*Instructions for the task*:
Nothing may be dropped or altered: reproduce all the data.

== Items ==

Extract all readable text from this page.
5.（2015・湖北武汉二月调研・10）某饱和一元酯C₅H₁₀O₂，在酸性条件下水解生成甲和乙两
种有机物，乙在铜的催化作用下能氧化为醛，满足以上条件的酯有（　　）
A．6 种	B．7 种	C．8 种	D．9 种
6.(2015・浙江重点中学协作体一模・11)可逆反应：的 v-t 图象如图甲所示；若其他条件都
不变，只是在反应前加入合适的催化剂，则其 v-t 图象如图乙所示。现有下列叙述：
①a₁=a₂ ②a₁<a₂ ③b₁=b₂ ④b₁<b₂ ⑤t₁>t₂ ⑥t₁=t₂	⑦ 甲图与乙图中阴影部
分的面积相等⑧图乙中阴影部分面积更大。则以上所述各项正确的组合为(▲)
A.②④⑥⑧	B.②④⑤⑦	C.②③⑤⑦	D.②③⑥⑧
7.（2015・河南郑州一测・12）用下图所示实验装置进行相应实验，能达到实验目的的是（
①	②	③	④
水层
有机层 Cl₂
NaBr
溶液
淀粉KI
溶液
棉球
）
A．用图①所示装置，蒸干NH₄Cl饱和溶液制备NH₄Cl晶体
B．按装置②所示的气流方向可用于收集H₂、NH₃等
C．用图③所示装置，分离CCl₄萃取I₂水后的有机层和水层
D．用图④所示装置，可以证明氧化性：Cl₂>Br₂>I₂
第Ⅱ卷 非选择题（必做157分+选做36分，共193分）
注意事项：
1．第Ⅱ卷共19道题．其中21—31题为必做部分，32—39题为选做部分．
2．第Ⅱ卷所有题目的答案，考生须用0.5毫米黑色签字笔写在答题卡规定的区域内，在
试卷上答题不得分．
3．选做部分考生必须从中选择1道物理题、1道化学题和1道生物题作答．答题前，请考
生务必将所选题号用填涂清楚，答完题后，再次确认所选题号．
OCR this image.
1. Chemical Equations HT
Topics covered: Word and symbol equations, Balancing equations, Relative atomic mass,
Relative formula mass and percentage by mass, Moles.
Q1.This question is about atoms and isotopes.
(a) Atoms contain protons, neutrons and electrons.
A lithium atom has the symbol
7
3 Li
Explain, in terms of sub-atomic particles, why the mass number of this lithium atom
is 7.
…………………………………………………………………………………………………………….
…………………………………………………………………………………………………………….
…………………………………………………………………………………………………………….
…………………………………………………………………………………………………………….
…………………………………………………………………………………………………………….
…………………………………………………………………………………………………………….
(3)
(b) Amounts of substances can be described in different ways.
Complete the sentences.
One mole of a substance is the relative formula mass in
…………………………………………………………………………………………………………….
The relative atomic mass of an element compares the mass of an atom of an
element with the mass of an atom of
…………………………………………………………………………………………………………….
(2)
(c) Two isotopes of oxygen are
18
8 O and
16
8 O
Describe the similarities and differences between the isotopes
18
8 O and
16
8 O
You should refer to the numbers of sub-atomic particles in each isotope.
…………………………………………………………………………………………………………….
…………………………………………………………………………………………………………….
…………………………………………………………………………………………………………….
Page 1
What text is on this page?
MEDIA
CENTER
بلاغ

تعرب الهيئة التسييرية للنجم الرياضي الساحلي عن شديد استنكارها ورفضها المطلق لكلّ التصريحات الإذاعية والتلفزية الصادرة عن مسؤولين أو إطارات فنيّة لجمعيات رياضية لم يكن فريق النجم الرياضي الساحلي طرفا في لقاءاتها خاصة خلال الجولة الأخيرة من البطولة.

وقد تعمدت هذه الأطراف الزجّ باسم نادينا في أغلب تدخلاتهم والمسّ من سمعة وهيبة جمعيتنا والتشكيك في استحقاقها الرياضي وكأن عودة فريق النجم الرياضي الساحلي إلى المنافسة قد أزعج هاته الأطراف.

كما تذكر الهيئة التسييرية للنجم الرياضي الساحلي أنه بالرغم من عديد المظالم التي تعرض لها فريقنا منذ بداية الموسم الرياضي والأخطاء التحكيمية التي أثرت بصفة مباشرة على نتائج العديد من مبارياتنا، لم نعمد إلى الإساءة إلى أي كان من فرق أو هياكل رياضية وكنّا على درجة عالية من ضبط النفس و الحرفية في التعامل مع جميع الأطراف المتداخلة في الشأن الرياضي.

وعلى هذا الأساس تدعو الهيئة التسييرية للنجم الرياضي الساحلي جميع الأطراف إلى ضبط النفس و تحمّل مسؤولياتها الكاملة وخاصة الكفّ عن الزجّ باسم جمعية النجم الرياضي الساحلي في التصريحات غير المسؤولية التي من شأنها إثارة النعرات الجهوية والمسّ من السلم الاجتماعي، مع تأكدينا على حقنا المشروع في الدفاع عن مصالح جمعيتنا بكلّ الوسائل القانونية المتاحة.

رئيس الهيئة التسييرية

===

*Output of the exercise*:
Extract all readable text from this page.
5.（2015・湖北武汉二月调研・10）某饱和一元酯C₅H₁₀O₂，在酸性条件下水解生成甲和乙两
种有机物，乙在铜的催化作用下能氧化为醛，满足以上条件的酯有（　　）
A．6 种	B．7 种	C．8 种	D．9 种
6.(2015・浙江重点中学协作体一模・11)可逆反应：的 v-t 图象如图甲所示；若其他条件都
不变，只是在反应前加入合适的催化剂，则其 v-t 图象如图乙所示。现有下列叙述：
①a₁=a₂ ②a₁<a₂ ③b₁=b₂ ④b₁<b₂ ⑤t₁>t₂ ⑥t₁=t₂	⑦ 甲图与乙图中阴影部
分的面积相等⑧图乙中阴影部分面积更大。则以上所述各项正确的组合为(▲)
A.②④⑥⑧	B.②④⑤⑦	C.②③⑤⑦	D.②③⑥⑧
7.（2015・河南郑州一测・12）用下图所示实验装置进行相应实验，能达到实验目的的是（
①	②	③	④
水层
有机层 Cl₂
NaBr
溶液
淀粉KI
溶液
棉球
）
A．用图①所示装置，蒸干NH₄Cl饱和溶液制备NH₄Cl晶体
B．按装置②所示的气流方向可用于收集H₂、NH₃等
C．用图③所示装置，分离CCl₄萃取I₂水后的有机层和水层
D．用图④所示装置，可以证明氧化性：Cl₂>Br₂>I₂
第Ⅱ卷 非选择题（必做157分+选做36分，共193分）
注意事项：
1．第Ⅱ卷共19道题．其中21—31题为必做部分，32—39题为选做部分．
2．第Ⅱ卷所有题目的答案，考生须用0.5毫米黑色签字笔写在答题卡规定的区域内，在
试卷上答题不得分．
3．选做部分考生必须从中选择1道物理题、1道化学题和1道生物题作答．答题前，请考
生务必将所选题号用填涂清楚，答完题后，再次确认所选题号．
OCR this image.
1. Chemical Equations HT
Topics covered: Word and symbol equations, Balancing equations, Relative atomic mass,
Relative formula mass and percentage by mass, Moles.
Q1.This question is about atoms and isotopes.
(a) Atoms contain protons, neutrons and electrons.
A lithium atom has the symbol
7
3 Li
Explain, in terms of sub-atomic particles, why the mass number of this lithium atom
is 7.
…………………………………………………………………………………………………………….
…………………………………………………………………………………………………………….
…………………………………………………………………………………………………………….
…………………………………………………………………………………………………………….
…………………………………………………………………………………………………………….
…………………………………………………………………………………………………………….
(3)
(b) Amounts of substances can be described in different ways.
Complete the sentences.
One mole of a substance is the relative formula mass in
…………………………………………………………………………………………………………….
The relative atomic mass of an element compares the mass of an atom of an
element with the mass of an atom of
…………………………………………………………………………………………………………….
(2)
(c) Two isotopes of oxygen are
18
8 O and
16
8 O
Describe the similarities and differences between the isotopes
18
8 O and
16
8 O
You should refer to the numbers of sub-atomic particles in each isotope.
…………………………………………………………………………………………………………….
…………………………………………………………………………………………………………….
…………………………………………………………………………………………………………….
Page 1
What text is on this page?
MEDIA
CENTER
بلاغ

تعرب الهيئة التسييرية للنجم الرياضي الساحلي عن شديد استنكارها ورفضها المطلق لكلّ التصريحات الإذاعية والتلفزية الصادرة عن مسؤولين أو إطارات فنيّة لجمعيات رياضية لم يكن فريق النجم الرياضي الساحلي طرفا في لقاءاتها خاصة خلال الجولة الأخيرة من البطولة.

وقد تعمدت هذه الأطراف الزجّ باسم نادينا في أغلب تدخلاتهم والمسّ من سمعة وهيبة جمعيتنا والتشكيك في استحقاقها الرياضي وكأن عودة فريق النجم الرياضي الساحلي إلى المنافسة قد أزعج هاته الأطراف.

كما تذكر الهيئة التسييرية للنجم الرياضي الساحلي أنه بالرغم من عديد المظالم التي تعرض لها فريقنا منذ بداية الموسم الرياضي والأخطاء التحكيمية التي أثرت بصفة مباشرة على نتائج العديد من مبارياتنا، لم نعمد إلى الإساءة إلى أي كان من فرق أو هياكل رياضية وكنّا على درجة عالية من ضبط النفس و الحرفية في التعامل مع جميع الأطراف المتداخلة في الشأن الرياضي.

وعلى هذا الأساس تدعو الهيئة التسييرية للنجم الرياضي الساحلي جميع الأطراف إلى ضبط النفس و تحمّل مسؤولياتها الكاملة وخاصة الكفّ عن الزجّ باسم جمعية النجم الرياضي الساحلي في التصريحات غير المسؤولية التي من شأنها إثارة النعرات الجهوية والمسّ من السلم الاجتماعي، مع تأكدينا على حقنا المشروع في الدفاع عن مصالح جمعيتنا بكلّ الوسائل القانونية المتاحة.

رئيس الهيئة التسييرية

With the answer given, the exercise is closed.